- **Goal**: Repeat every line of the material, character for character.

- **Records**:
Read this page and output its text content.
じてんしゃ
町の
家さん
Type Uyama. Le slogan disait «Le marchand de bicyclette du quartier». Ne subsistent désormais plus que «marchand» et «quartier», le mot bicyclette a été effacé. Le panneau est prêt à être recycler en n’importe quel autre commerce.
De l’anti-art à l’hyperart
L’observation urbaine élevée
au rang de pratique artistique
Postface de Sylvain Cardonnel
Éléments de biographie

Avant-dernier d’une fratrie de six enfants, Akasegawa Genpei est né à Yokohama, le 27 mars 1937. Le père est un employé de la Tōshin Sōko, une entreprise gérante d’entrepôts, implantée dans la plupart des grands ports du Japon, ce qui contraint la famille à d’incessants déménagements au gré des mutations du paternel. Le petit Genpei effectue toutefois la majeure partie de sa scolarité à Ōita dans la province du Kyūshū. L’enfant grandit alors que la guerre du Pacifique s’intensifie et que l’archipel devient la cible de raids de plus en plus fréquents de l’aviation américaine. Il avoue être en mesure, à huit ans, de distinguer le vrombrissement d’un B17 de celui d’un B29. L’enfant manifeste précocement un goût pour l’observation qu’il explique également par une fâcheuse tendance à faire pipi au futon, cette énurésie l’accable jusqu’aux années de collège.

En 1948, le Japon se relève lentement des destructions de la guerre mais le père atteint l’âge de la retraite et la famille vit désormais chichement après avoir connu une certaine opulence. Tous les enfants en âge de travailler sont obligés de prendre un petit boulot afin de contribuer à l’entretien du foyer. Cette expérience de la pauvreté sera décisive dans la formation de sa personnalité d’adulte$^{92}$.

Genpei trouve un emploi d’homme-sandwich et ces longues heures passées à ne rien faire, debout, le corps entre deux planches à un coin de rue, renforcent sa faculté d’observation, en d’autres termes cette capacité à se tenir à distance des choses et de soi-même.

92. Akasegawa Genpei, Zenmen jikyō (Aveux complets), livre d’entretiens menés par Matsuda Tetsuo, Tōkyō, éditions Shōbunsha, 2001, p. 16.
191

- **Full solution**:
Read this page and output its text content.
じてんしゃ
町の
家さん
Type Uyama. Le slogan disait «Le marchand de bicyclette du quartier». Ne subsistent désormais plus que «marchand» et «quartier», le mot bicyclette a été effacé. Le panneau est prêt à être recycler en n’importe quel autre commerce.
De l’anti-art à l’hyperart
L’observation urbaine élevée
au rang de pratique artistique
Postface de Sylvain Cardonnel
Éléments de biographie

Avant-dernier d’une fratrie de six enfants, Akasegawa Genpei est né à Yokohama, le 27 mars 1937. Le père est un employé de la Tōshin Sōko, une entreprise gérante d’entrepôts, implantée dans la plupart des grands ports du Japon, ce qui contraint la famille à d’incessants déménagements au gré des mutations du paternel. Le petit Genpei effectue toutefois la majeure partie de sa scolarité à Ōita dans la province du Kyūshū. L’enfant grandit alors que la guerre du Pacifique s’intensifie et que l’archipel devient la cible de raids de plus en plus fréquents de l’aviation américaine. Il avoue être en mesure, à huit ans, de distinguer le vrombrissement d’un B17 de celui d’un B29. L’enfant manifeste précocement un goût pour l’observation qu’il explique également par une fâcheuse tendance à faire pipi au futon, cette énurésie l’accable jusqu’aux années de collège.

En 1948, le Japon se relève lentement des destructions de la guerre mais le père atteint l’âge de la retraite et la famille vit désormais chichement après avoir connu une certaine opulence. Tous les enfants en âge de travailler sont obligés de prendre un petit boulot afin de contribuer à l’entretien du foyer. Cette expérience de la pauvreté sera décisive dans la formation de sa personnalité d’adulte$^{92}$.

Genpei trouve un emploi d’homme-sandwich et ces longues heures passées à ne rien faire, debout, le corps entre deux planches à un coin de rue, renforcent sa faculté d’observation, en d’autres termes cette capacité à se tenir à distance des choses et de soi-même.

92. Akasegawa Genpei, Zenmen jikyō (Aveux complets), livre d’entretiens menés par Matsuda Tetsuo, Tōkyō, éditions Shōbunsha, 2001, p. 16.
191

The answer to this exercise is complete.